··· DATA ···
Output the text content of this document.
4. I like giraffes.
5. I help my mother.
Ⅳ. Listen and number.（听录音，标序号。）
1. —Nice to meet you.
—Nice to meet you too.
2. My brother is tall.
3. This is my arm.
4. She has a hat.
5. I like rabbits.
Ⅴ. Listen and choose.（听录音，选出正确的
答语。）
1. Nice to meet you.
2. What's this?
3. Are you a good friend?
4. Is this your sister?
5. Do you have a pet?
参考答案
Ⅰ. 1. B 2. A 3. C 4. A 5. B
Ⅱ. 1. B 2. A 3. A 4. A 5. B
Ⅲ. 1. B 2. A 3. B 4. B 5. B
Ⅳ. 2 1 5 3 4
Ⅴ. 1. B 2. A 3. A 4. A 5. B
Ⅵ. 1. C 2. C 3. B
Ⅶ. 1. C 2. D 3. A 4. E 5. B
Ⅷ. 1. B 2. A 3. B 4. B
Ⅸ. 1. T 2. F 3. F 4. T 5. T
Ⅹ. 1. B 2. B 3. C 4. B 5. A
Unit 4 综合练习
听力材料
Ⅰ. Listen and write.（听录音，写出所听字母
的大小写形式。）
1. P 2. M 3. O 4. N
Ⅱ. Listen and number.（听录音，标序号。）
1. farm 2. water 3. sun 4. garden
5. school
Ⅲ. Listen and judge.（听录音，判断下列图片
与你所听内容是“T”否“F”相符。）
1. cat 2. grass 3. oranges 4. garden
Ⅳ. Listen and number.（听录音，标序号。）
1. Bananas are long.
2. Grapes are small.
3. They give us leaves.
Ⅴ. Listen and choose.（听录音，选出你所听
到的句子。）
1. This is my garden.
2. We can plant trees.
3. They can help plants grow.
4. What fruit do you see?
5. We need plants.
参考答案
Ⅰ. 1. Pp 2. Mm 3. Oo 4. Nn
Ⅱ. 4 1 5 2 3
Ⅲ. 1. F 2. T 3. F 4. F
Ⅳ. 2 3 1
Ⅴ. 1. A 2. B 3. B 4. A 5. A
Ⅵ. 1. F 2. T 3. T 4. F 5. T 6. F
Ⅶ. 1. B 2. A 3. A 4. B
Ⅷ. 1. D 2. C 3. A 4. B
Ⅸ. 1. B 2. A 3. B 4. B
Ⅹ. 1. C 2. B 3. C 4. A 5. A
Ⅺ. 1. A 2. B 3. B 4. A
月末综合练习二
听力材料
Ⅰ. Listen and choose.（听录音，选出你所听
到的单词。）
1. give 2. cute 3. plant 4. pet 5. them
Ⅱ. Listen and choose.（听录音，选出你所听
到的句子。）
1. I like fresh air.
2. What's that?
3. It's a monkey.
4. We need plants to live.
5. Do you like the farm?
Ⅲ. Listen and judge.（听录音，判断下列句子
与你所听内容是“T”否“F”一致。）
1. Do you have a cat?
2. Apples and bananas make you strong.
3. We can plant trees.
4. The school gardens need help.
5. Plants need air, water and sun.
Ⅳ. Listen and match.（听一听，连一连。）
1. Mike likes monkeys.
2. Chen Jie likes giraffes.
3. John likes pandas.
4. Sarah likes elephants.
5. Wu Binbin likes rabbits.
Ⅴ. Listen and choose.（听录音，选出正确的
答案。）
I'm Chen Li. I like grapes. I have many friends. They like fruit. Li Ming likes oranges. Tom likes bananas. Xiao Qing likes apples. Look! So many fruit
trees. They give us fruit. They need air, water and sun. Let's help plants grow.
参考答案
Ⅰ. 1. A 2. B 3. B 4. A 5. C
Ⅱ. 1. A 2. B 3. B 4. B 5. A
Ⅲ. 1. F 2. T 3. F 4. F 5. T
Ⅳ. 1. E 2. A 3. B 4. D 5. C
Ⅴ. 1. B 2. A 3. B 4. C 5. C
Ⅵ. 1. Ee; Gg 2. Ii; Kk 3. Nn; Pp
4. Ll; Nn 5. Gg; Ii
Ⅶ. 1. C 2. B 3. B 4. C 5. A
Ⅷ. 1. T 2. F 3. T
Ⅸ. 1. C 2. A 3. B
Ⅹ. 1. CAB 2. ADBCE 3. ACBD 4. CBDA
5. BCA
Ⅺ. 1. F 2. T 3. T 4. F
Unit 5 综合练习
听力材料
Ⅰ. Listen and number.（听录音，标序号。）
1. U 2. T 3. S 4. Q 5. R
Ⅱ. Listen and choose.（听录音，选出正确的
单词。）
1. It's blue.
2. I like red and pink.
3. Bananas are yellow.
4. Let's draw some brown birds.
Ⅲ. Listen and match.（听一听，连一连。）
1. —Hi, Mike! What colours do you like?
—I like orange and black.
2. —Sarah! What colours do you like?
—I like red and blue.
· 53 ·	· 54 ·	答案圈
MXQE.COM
···
··· DATA ···
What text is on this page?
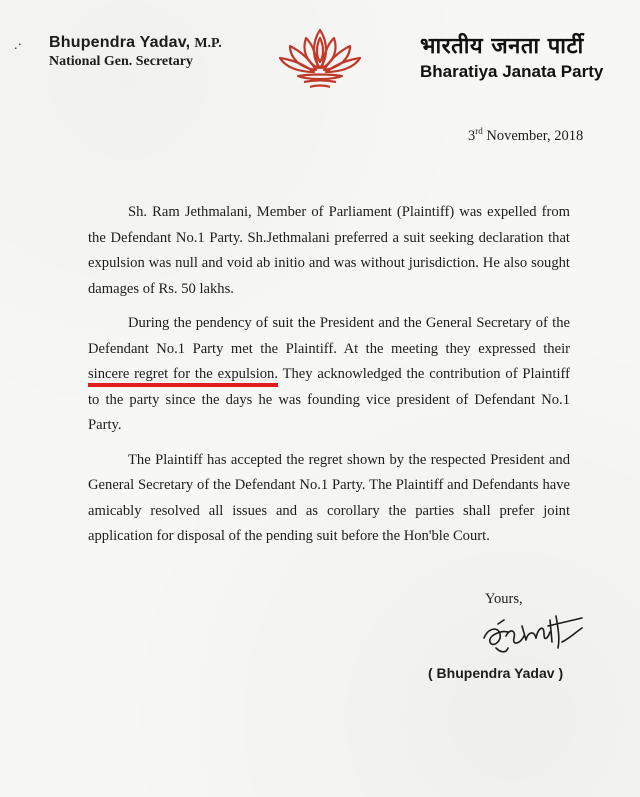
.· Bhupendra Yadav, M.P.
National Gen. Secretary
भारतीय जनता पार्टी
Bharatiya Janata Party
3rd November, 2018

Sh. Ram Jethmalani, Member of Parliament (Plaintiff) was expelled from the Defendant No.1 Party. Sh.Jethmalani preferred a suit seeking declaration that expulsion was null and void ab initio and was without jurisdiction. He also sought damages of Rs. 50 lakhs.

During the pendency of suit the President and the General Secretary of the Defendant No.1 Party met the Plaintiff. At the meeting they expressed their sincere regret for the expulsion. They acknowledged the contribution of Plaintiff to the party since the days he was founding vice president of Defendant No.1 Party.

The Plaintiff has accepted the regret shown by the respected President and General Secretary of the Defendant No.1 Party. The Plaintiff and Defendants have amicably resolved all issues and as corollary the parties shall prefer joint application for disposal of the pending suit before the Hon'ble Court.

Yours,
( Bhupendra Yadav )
···
DIRECTIVE » Tell how many lines include "Chen". The number is the whole answer.

RESULT BELOW » 2